◆ **Required task**:
Extend the passage below on reservation benefits for Dalits who convert to Christianity or Islam, continuing from the point where it stops.
___ Provided passage ___
Religion functions in a Hindu dominant nation as race did under colonial
rule, informing hierarchies that define purity and impurity, belonging and
un-belonging, ‘norm’ and ‘other’.
State institutions are in internal disagreement over the
issue of affirmative action for religious minorities. Responding to a writ
petition (No. 180 of 2004) filed by the AICC via the Centre for Public
Interest Litigation, the Supreme Court of India asked the Government of
India for arguments and guidelines on broadening the assistance of
‘reservation’ to scheduled castes that convert to Christianity. Muslim
organisations too have campaigned for the inclusion of Muslim Dalits in
diverse forms of affirmative action. The government deferred the issue to
the Ranganath Mishra National Commission for Linguistic and Religious
Minorities, even while the Commission’s jurisdiction was advisory and did
not extend to decision making on such matters. The Mishra Commission’s
report was released to the press on May 21, 2007 and its recommendations
advocated that the benefits of ‘reservation’ be extended to Dalit converts
to Christianity and Islam and that religion be dissociated from scheduled
caste status in implementing affirmative action. On July 19, 2007 the
Supreme Court referred the matter back to the central (Congress)
___ Data extract ___
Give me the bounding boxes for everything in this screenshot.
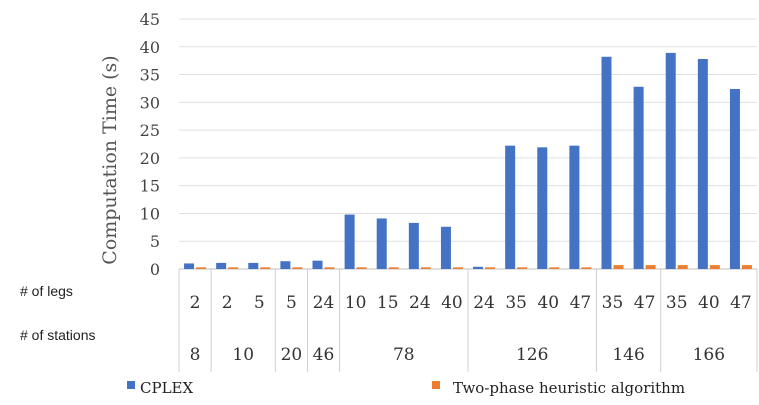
- y-tick-label: 20: [140, 149, 160, 168]
- legs-tick-label: 5: [254, 293, 265, 313]
- bar-heuristic: [709, 265, 720, 269]
- bar-heuristic: [388, 267, 399, 269]
- bar-heuristic: [485, 267, 496, 269]
- legs-tick-label: 47: [634, 293, 656, 313]
- legs-row-label: # of legs: [20, 283, 73, 299]
- bar-cplex: [216, 262, 227, 269]
- bar-cplex: [473, 266, 484, 269]
- y-tick-label: 25: [140, 121, 160, 140]
- legend-swatch-heuristic: [432, 381, 440, 389]
- bar-cplex: [601, 56, 612, 270]
- legs-tick-label: 2: [222, 293, 233, 313]
- category-table: 2 2 5 5 24 10 15 24 40 24 35 40 47 35 47 35 40 47 8 10 20 46 7…: [178, 269, 758, 372]
- bar-cplex: [505, 145, 516, 269]
- legs-tick-label: 24: [473, 293, 495, 313]
- bar-heuristic: [196, 267, 207, 269]
- bar-heuristic: [228, 267, 239, 269]
- stations-tick-label: 10: [232, 345, 254, 365]
- bar-cplex: [376, 218, 387, 269]
- legend-swatch-cplex: [127, 381, 135, 389]
- bar-heuristic: [420, 267, 431, 269]
- bar-cplex: [184, 263, 195, 269]
- legend-label-cplex: CPLEX: [140, 379, 193, 397]
- bar-heuristic: [581, 267, 592, 269]
- bar-heuristic: [324, 267, 335, 269]
- stations-tick-label: 46: [313, 345, 335, 365]
- legs-tick-label: 35: [505, 293, 527, 313]
- bar-heuristic: [645, 265, 656, 269]
- bar-heuristic: [677, 265, 688, 269]
- bar-cplex: [248, 262, 259, 269]
- bar-heuristic: [741, 265, 752, 269]
- y-tick-label: 30: [140, 93, 160, 112]
- legs-tick-label: 24: [409, 293, 431, 313]
- bar-heuristic: [356, 267, 367, 269]
- gridlines: [179, 18, 757, 270]
- legs-tick-label: 15: [377, 293, 399, 313]
- bars: [184, 52, 752, 270]
- y-tick-label: 40: [140, 38, 160, 57]
- legs-tick-label: 35: [602, 293, 624, 313]
- stations-tick-label: 166: [693, 345, 725, 365]
- stations-tick-label: 20: [281, 345, 303, 365]
- bar-heuristic: [549, 267, 560, 269]
- y-tick-label: 45: [140, 10, 160, 29]
- legs-tick-label: 47: [730, 293, 752, 313]
- y-tick-label: 0: [150, 260, 160, 279]
- bar-cplex: [344, 214, 355, 269]
- stations-tick-label: 8: [190, 345, 201, 365]
- bar-heuristic: [613, 265, 624, 269]
- legs-tick-label: 2: [190, 293, 201, 313]
- legend: CPLEX Two-phase heuristic algorithm: [127, 379, 685, 397]
- bar-heuristic: [517, 267, 528, 269]
- bar-heuristic: [452, 267, 463, 269]
- legs-tick-label: 40: [537, 293, 559, 313]
- bar-cplex: [569, 145, 580, 269]
- bar-cplex: [408, 222, 419, 269]
- bar-heuristic: [260, 267, 271, 269]
- legs-tick-label: 24: [313, 293, 335, 313]
- legs-tick-label: 35: [666, 293, 688, 313]
- legend-label-heuristic: Two-phase heuristic algorithm: [453, 379, 685, 397]
- bar-cplex: [440, 226, 451, 269]
- legs-tick-label: 40: [441, 293, 463, 313]
- legs-tick-label: 47: [570, 293, 592, 313]
- stations-tick-label: 126: [516, 345, 548, 365]
- bar-cplex: [312, 260, 323, 269]
- y-axis-label: Computation Time (s): [99, 55, 121, 264]
- y-axis-ticks: 0 5 10 15 20 25 30 35 40 45: [140, 10, 160, 279]
- bar-cplex: [697, 59, 708, 269]
- legs-tick-label: 5: [286, 293, 297, 313]
- y-tick-label: 15: [140, 177, 160, 196]
- y-tick-label: 35: [140, 66, 160, 85]
- bar-cplex: [665, 52, 676, 270]
- bar-cplex: [280, 261, 291, 269]
- bar-cplex: [537, 147, 548, 269]
- y-tick-label: 5: [150, 232, 160, 251]
- stations-tick-label: 146: [612, 345, 644, 365]
- y-tick-label: 10: [140, 204, 160, 223]
- legs-tick-label: 40: [698, 293, 720, 313]
- stations-row-label: # of stations: [20, 327, 96, 343]
- bar-heuristic: [292, 267, 303, 269]
- bar-cplex: [729, 89, 740, 269]
- legs-tick-label: 10: [345, 293, 367, 313]
- bar-cplex: [633, 86, 644, 270]
- stations-tick-label: 78: [393, 345, 415, 365]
___
◆ **Result of this exercise**:
government for its decision which remains pending.
Fascisation of Orissa
Hindutva mythologises the demise of Hinduism in
‘Hindustan’, legitimating violence as just response, patriotic and
pro-national. Majoritarianism (assertions by the majority, here Hindu,
community toward acquiring and maintaining social, economic, cultural,
political, religious, legal and state-nationalistic power, where
majoritarian aspirations are linked to ‘truth’ and ‘freedom’) operates
with an explicit mandate to maintain dominance and Hinduise non-Hindus and
other marginal and secular groups, including Christians, Muslims, Adivasis
and Dalits, with the goal of creating a Hindu state in India. The record
of majoritarian group violence against disenfranchised sections of society
in India poses a threat to internal peace and security. These communal
groups and their affiliates and cadre often operate outside the purview of
the law.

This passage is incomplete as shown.